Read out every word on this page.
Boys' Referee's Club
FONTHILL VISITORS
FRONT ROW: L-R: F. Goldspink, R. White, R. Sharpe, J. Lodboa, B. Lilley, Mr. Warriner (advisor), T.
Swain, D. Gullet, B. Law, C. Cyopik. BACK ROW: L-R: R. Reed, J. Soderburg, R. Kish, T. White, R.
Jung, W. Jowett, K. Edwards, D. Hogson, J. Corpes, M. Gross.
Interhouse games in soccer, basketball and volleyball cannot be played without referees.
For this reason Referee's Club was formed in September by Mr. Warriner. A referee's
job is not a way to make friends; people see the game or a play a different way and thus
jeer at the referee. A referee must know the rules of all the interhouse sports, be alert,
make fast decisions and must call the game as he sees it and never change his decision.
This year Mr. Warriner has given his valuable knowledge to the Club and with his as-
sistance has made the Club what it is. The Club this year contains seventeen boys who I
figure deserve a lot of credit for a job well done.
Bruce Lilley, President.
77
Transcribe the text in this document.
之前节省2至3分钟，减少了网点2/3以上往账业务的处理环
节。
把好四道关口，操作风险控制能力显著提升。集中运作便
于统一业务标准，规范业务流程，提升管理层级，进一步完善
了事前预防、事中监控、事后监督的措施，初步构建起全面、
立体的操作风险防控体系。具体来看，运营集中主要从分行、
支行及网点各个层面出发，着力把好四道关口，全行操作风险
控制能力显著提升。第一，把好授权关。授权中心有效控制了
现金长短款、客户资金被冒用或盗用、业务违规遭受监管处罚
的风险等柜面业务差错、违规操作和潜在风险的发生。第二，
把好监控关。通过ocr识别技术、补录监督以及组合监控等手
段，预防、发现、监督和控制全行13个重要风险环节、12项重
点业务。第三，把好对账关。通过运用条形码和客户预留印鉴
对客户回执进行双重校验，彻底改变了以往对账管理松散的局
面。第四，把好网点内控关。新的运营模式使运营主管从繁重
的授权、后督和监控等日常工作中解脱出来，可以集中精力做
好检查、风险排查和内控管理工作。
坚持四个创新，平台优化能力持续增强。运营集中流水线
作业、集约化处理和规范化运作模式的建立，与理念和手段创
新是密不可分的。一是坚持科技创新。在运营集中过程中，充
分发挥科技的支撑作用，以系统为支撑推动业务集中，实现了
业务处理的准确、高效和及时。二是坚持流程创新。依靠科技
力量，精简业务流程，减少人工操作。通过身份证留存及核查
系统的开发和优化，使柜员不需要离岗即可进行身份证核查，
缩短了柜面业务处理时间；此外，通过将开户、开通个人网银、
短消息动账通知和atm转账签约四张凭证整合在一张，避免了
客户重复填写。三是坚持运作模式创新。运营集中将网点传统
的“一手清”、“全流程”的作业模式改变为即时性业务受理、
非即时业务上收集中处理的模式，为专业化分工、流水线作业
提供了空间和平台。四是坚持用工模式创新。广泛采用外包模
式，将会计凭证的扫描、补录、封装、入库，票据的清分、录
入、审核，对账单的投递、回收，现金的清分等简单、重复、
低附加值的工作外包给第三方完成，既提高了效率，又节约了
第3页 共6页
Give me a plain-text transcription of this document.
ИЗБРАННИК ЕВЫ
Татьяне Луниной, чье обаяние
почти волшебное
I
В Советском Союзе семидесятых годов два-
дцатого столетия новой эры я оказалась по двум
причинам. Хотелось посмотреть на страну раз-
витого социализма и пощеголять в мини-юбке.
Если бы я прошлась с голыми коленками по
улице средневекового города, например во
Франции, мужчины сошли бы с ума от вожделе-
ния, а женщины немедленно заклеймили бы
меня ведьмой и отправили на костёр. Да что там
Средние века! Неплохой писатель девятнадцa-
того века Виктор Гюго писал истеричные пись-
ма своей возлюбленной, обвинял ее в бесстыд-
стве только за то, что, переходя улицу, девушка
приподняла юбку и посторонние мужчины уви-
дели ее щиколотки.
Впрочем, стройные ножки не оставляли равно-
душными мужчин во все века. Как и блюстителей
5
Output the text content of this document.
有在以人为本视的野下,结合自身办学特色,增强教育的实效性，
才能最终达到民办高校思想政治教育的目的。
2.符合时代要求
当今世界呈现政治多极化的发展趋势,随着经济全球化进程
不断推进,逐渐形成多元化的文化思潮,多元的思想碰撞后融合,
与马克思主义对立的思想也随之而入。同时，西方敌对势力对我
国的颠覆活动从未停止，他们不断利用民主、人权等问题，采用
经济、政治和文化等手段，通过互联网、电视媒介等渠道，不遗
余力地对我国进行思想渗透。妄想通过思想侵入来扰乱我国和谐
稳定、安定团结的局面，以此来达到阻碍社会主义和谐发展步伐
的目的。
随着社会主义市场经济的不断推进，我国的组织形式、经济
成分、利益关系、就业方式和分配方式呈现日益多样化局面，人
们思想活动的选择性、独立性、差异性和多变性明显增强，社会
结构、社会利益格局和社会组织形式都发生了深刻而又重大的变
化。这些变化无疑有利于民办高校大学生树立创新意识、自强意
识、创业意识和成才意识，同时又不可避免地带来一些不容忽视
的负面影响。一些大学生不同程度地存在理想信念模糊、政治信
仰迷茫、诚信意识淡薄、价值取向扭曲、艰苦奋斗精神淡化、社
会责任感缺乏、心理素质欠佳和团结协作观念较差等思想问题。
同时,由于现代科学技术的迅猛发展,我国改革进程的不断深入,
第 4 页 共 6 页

.....

» Goal of the exercise:
Set down the material above again, word for word.

» The reply:
Read out every word on this page.
Boys' Referee's Club
FONTHILL VISITORS
FRONT ROW: L-R: F. Goldspink, R. White, R. Sharpe, J. Lodboa, B. Lilley, Mr. Warriner (advisor), T.
Swain, D. Gullet, B. Law, C. Cyopik. BACK ROW: L-R: R. Reed, J. Soderburg, R. Kish, T. White, R.
Jung, W. Jowett, K. Edwards, D. Hogson, J. Corpes, M. Gross.
Interhouse games in soccer, basketball and volleyball cannot be played without referees.
For this reason Referee's Club was formed in September by Mr. Warriner. A referee's
job is not a way to make friends; people see the game or a play a different way and thus
jeer at the referee. A referee must know the rules of all the interhouse sports, be alert,
make fast decisions and must call the game as he sees it and never change his decision.
This year Mr. Warriner has given his valuable knowledge to the Club and with his as-
sistance has made the Club what it is. The Club this year contains seventeen boys who I
figure deserve a lot of credit for a job well done.
Bruce Lilley, President.
77
Transcribe the text in this document.
之前节省2至3分钟，减少了网点2/3以上往账业务的处理环
节。
把好四道关口，操作风险控制能力显著提升。集中运作便
于统一业务标准，规范业务流程，提升管理层级，进一步完善
了事前预防、事中监控、事后监督的措施，初步构建起全面、
立体的操作风险防控体系。具体来看，运营集中主要从分行、
支行及网点各个层面出发，着力把好四道关口，全行操作风险
控制能力显著提升。第一，把好授权关。授权中心有效控制了
现金长短款、客户资金被冒用或盗用、业务违规遭受监管处罚
的风险等柜面业务差错、违规操作和潜在风险的发生。第二，
把好监控关。通过ocr识别技术、补录监督以及组合监控等手
段，预防、发现、监督和控制全行13个重要风险环节、12项重
点业务。第三，把好对账关。通过运用条形码和客户预留印鉴
对客户回执进行双重校验，彻底改变了以往对账管理松散的局
面。第四，把好网点内控关。新的运营模式使运营主管从繁重
的授权、后督和监控等日常工作中解脱出来，可以集中精力做
好检查、风险排查和内控管理工作。
坚持四个创新，平台优化能力持续增强。运营集中流水线
作业、集约化处理和规范化运作模式的建立，与理念和手段创
新是密不可分的。一是坚持科技创新。在运营集中过程中，充
分发挥科技的支撑作用，以系统为支撑推动业务集中，实现了
业务处理的准确、高效和及时。二是坚持流程创新。依靠科技
力量，精简业务流程，减少人工操作。通过身份证留存及核查
系统的开发和优化，使柜员不需要离岗即可进行身份证核查，
缩短了柜面业务处理时间；此外，通过将开户、开通个人网银、
短消息动账通知和atm转账签约四张凭证整合在一张，避免了
客户重复填写。三是坚持运作模式创新。运营集中将网点传统
的“一手清”、“全流程”的作业模式改变为即时性业务受理、
非即时业务上收集中处理的模式，为专业化分工、流水线作业
提供了空间和平台。四是坚持用工模式创新。广泛采用外包模
式，将会计凭证的扫描、补录、封装、入库，票据的清分、录
入、审核，对账单的投递、回收，现金的清分等简单、重复、
低附加值的工作外包给第三方完成，既提高了效率，又节约了
第3页 共6页
Give me a plain-text transcription of this document.
ИЗБРАННИК ЕВЫ
Татьяне Луниной, чье обаяние
почти волшебное
I
В Советском Союзе семидесятых годов два-
дцатого столетия новой эры я оказалась по двум
причинам. Хотелось посмотреть на страну раз-
витого социализма и пощеголять в мини-юбке.
Если бы я прошлась с голыми коленками по
улице средневекового города, например во
Франции, мужчины сошли бы с ума от вожделе-
ния, а женщины немедленно заклеймили бы
меня ведьмой и отправили на костёр. Да что там
Средние века! Неплохой писатель девятнадцa-
того века Виктор Гюго писал истеричные пись-
ма своей возлюбленной, обвинял ее в бесстыд-
стве только за то, что, переходя улицу, девушка
приподняла юбку и посторонние мужчины уви-
дели ее щиколотки.
Впрочем, стройные ножки не оставляли равно-
душными мужчин во все века. Как и блюстителей
5
Output the text content of this document.
有在以人为本视的野下,结合自身办学特色,增强教育的实效性，
才能最终达到民办高校思想政治教育的目的。
2.符合时代要求
当今世界呈现政治多极化的发展趋势,随着经济全球化进程
不断推进,逐渐形成多元化的文化思潮,多元的思想碰撞后融合,
与马克思主义对立的思想也随之而入。同时，西方敌对势力对我
国的颠覆活动从未停止，他们不断利用民主、人权等问题，采用
经济、政治和文化等手段，通过互联网、电视媒介等渠道，不遗
余力地对我国进行思想渗透。妄想通过思想侵入来扰乱我国和谐
稳定、安定团结的局面，以此来达到阻碍社会主义和谐发展步伐
的目的。
随着社会主义市场经济的不断推进，我国的组织形式、经济
成分、利益关系、就业方式和分配方式呈现日益多样化局面，人
们思想活动的选择性、独立性、差异性和多变性明显增强，社会
结构、社会利益格局和社会组织形式都发生了深刻而又重大的变
化。这些变化无疑有利于民办高校大学生树立创新意识、自强意
识、创业意识和成才意识，同时又不可避免地带来一些不容忽视
的负面影响。一些大学生不同程度地存在理想信念模糊、政治信
仰迷茫、诚信意识淡薄、价值取向扭曲、艰苦奋斗精神淡化、社
会责任感缺乏、心理素质欠佳和团结协作观念较差等思想问题。
同时,由于现代科学技术的迅猛发展,我国改革进程的不断深入,
第 4 页 共 6 页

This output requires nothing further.